Extracted data entries
>> begin

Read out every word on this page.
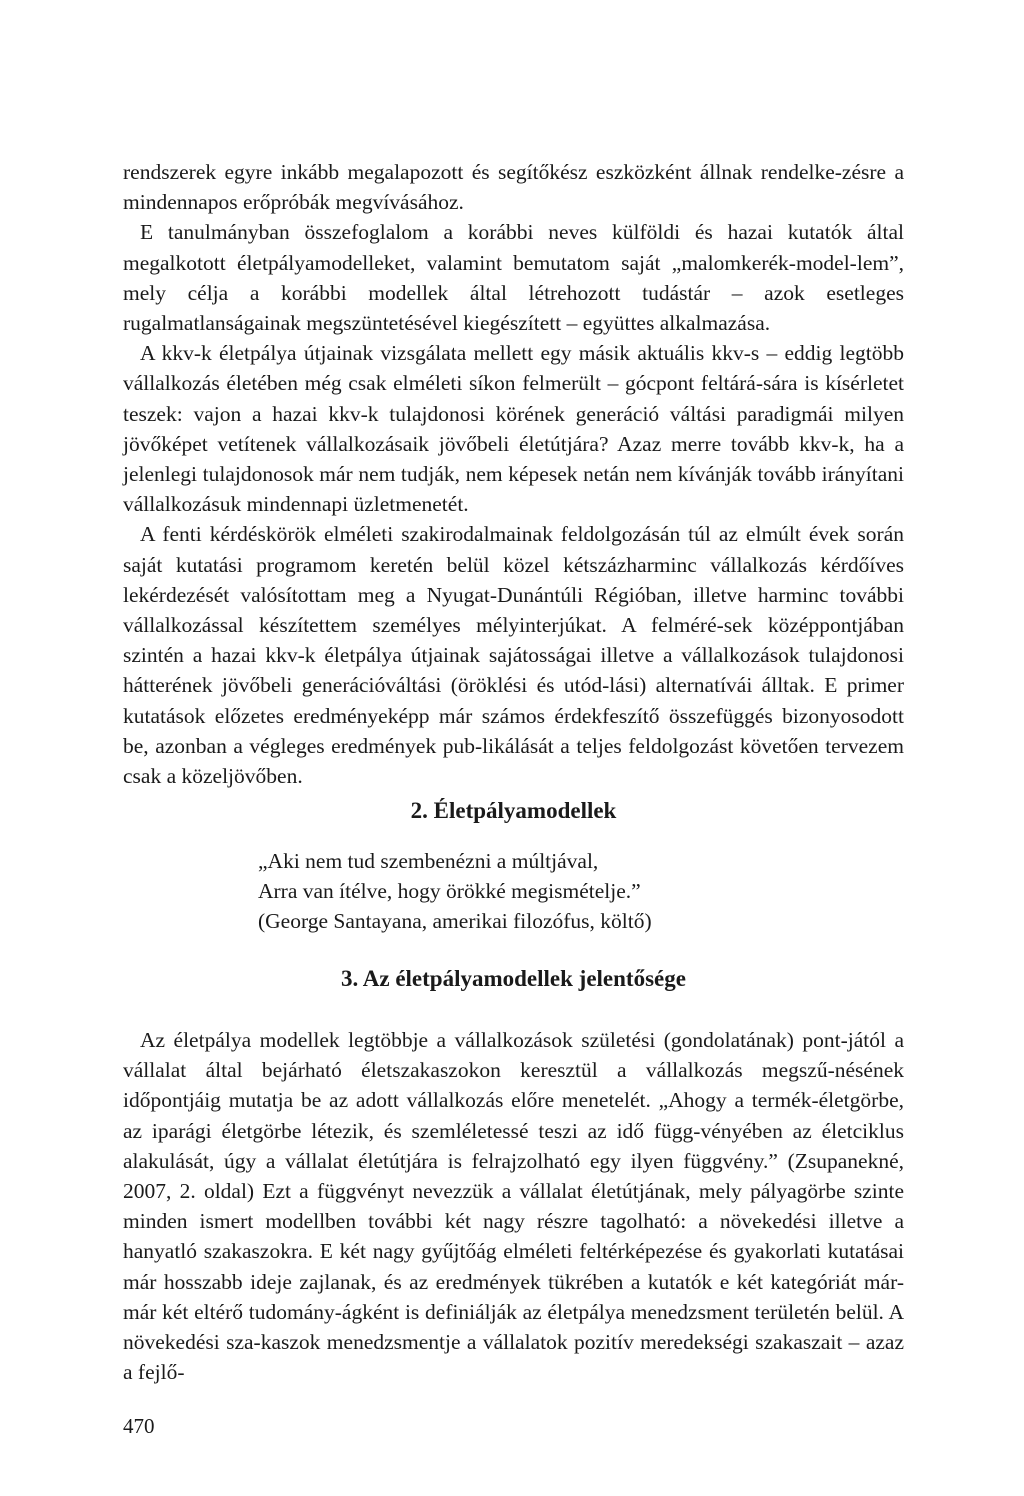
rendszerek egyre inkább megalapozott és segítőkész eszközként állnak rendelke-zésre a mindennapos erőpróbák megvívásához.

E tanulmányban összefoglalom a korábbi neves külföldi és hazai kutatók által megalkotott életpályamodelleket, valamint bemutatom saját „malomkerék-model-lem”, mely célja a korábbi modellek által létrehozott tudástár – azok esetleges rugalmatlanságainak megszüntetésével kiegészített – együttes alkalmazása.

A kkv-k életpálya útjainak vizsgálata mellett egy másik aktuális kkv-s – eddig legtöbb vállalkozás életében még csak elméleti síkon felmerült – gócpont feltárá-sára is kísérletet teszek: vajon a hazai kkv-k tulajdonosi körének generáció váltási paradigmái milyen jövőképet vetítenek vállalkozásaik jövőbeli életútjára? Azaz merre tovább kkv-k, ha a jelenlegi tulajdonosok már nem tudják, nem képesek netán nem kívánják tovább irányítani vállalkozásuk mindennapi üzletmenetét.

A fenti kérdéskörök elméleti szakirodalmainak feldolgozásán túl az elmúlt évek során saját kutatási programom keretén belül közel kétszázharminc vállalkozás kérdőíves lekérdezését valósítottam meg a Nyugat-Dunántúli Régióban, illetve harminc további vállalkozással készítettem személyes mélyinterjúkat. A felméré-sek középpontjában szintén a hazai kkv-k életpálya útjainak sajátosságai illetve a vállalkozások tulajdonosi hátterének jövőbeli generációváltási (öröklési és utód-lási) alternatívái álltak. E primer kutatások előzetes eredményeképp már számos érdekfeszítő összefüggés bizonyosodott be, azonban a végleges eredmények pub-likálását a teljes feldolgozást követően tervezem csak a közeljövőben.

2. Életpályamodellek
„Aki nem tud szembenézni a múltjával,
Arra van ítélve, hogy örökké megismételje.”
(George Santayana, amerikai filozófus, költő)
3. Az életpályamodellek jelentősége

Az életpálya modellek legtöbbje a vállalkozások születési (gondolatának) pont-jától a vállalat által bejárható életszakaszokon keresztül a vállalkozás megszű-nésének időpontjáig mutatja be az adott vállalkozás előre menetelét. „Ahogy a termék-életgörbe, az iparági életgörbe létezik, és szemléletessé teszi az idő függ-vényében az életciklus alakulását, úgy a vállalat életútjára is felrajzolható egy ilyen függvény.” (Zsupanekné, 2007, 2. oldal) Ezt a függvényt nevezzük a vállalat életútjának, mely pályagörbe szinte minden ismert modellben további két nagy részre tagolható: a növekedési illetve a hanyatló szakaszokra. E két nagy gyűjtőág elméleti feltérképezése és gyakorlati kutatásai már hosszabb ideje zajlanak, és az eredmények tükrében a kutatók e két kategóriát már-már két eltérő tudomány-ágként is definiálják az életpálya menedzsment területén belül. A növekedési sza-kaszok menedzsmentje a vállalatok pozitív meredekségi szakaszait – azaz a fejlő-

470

>> end
>> begin

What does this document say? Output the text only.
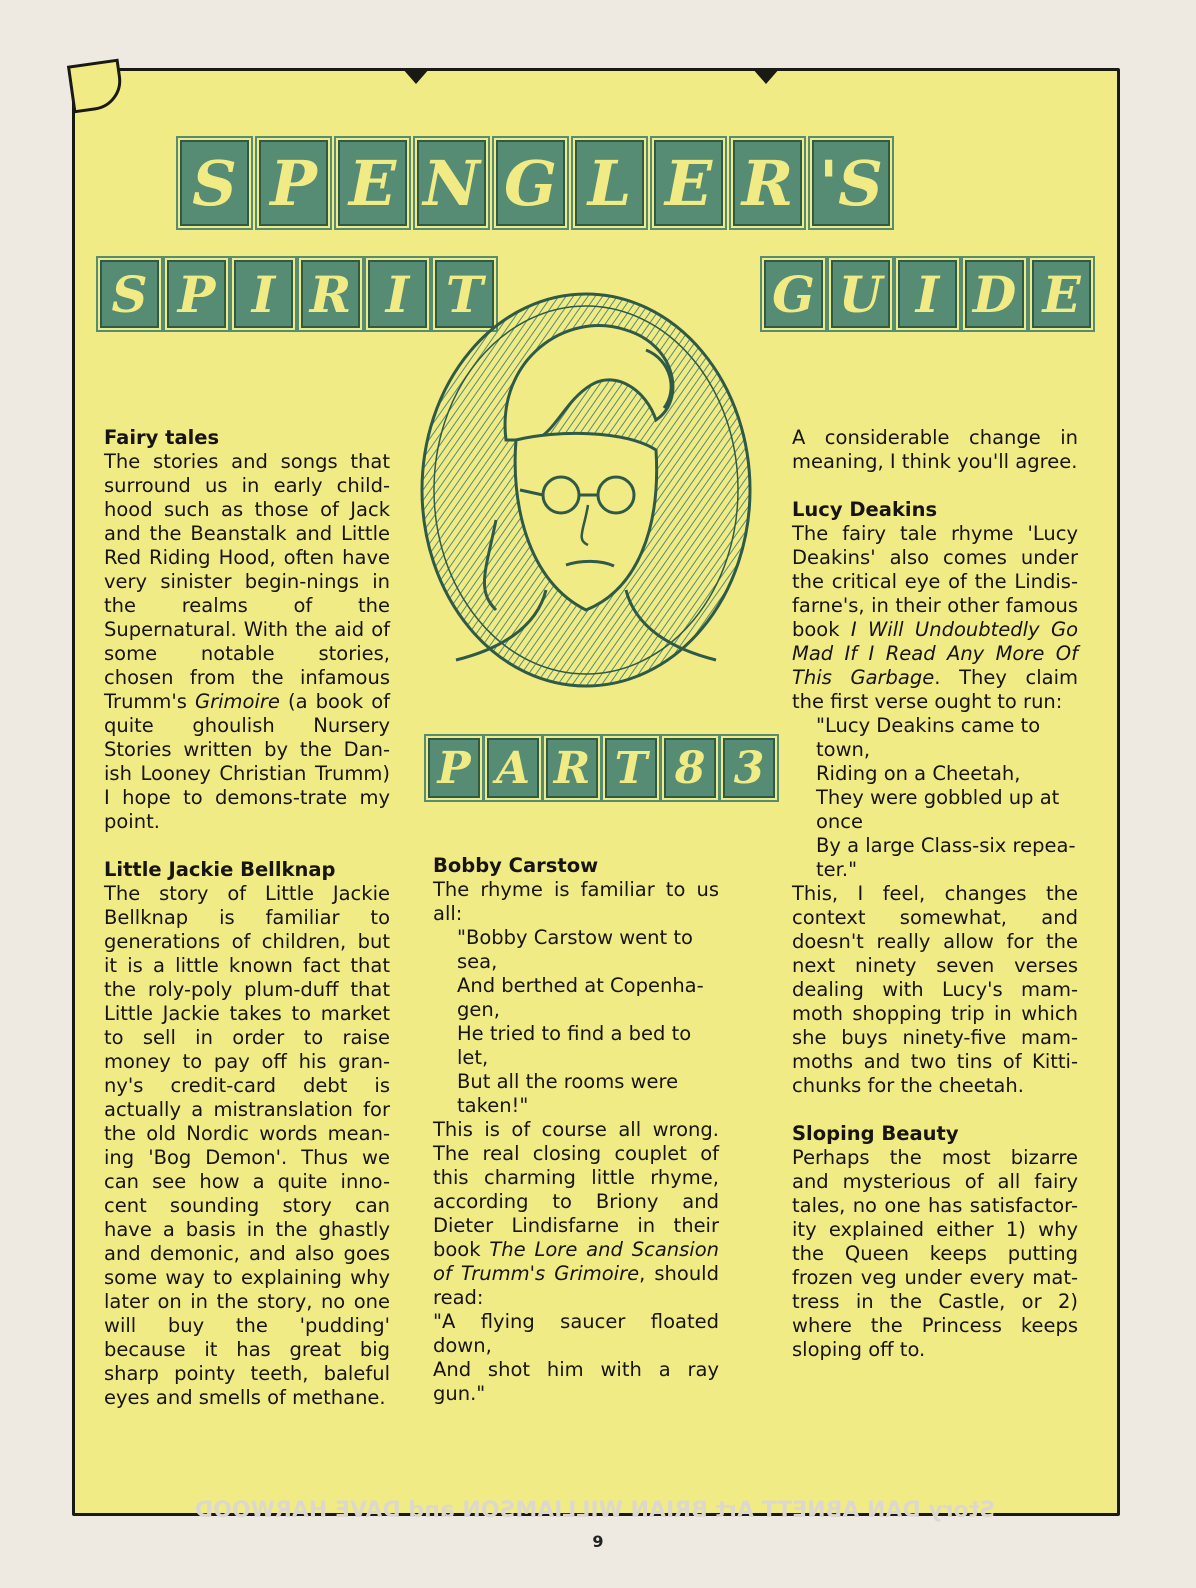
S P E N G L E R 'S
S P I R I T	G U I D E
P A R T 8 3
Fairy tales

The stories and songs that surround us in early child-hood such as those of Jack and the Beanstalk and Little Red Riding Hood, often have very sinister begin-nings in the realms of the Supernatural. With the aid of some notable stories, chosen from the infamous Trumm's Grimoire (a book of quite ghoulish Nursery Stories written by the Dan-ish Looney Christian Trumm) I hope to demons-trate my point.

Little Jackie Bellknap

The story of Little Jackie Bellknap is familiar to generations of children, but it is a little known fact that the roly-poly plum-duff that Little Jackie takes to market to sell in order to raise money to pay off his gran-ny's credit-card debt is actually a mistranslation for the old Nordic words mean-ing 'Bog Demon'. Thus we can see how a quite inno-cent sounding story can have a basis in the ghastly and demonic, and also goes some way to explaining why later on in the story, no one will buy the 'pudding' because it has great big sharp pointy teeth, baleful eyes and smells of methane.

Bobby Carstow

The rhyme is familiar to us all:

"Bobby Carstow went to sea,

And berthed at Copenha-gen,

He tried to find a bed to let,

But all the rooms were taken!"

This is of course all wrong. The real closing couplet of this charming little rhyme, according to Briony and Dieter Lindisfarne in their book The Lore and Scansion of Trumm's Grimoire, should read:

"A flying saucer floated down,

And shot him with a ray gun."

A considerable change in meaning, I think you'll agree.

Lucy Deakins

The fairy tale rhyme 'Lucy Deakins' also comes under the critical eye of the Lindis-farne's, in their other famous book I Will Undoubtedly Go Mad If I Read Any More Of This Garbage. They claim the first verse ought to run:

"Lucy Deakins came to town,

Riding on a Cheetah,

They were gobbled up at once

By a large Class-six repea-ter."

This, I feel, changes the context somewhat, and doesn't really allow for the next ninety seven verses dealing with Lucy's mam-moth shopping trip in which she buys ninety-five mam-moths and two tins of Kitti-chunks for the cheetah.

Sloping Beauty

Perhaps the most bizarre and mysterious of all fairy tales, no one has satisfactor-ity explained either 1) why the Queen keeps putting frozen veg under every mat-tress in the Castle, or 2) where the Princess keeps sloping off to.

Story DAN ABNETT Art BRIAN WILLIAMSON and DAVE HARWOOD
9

>> end
>> begin

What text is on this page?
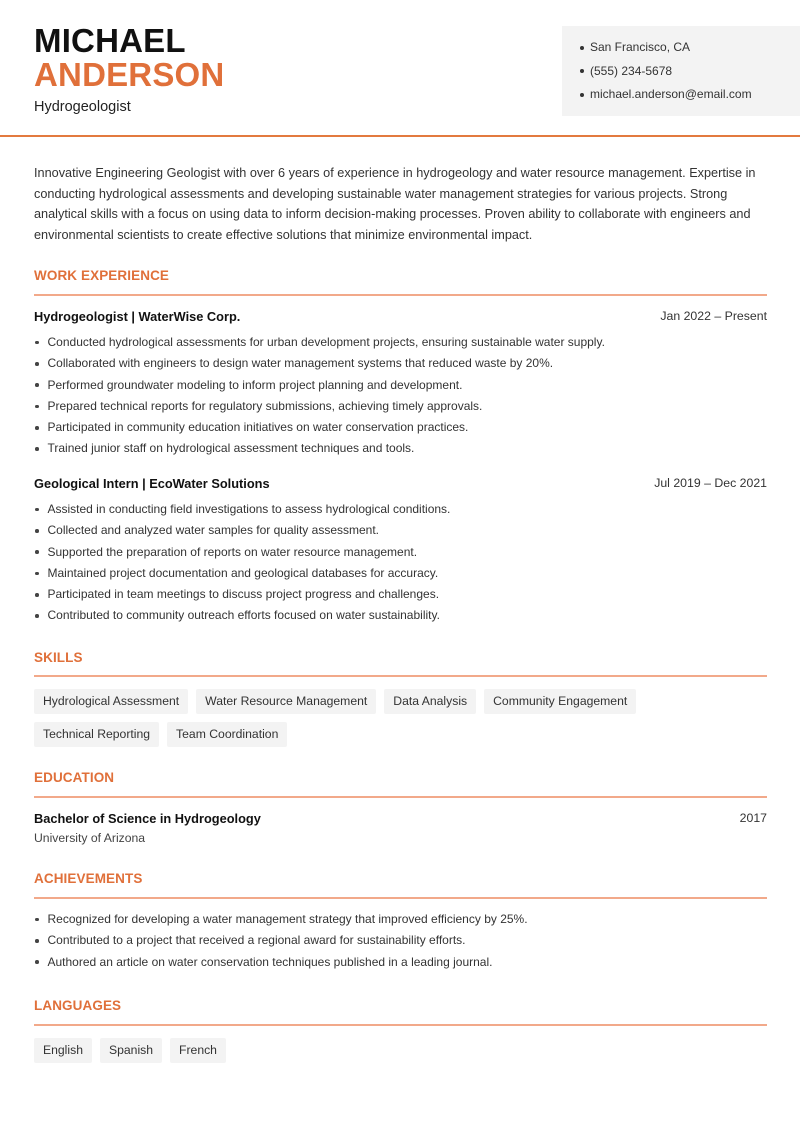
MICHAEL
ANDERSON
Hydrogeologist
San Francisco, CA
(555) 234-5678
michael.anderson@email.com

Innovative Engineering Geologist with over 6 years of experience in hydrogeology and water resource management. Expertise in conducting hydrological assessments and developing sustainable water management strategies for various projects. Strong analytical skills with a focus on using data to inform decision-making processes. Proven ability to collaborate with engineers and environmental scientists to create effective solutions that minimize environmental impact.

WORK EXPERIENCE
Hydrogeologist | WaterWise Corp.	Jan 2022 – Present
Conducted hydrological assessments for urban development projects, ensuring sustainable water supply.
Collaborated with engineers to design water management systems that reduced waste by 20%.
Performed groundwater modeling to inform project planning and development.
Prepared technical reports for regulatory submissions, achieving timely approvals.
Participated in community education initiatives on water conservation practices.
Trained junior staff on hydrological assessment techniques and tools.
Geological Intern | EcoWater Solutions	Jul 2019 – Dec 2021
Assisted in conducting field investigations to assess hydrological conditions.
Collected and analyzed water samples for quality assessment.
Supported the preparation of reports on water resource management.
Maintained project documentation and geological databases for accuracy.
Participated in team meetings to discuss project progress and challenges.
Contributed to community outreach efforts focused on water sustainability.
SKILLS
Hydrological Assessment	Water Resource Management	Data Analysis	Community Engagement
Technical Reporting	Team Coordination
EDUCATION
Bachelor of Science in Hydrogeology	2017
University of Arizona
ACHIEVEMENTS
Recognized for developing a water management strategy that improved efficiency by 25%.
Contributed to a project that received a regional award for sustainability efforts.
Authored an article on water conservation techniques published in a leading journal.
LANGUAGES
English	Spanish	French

>> end

**Work instructions:**
Scan the records above for the string "Riding", then report every line that contains it.

**Correct response:**
The stories and songs that surround us in early child-hood such as those of Jack and the Beanstalk and Little Red Riding Hood, often have very sinister begin-nings in the realms of the Supernatural. With the aid of some notable stories, chosen from the infamous Trumm's Grimoire (a book of quite ghoulish Nursery Stories written by the Dan-ish Looney Christian Trumm) I hope to demons-trate my point.
Riding on a Cheetah,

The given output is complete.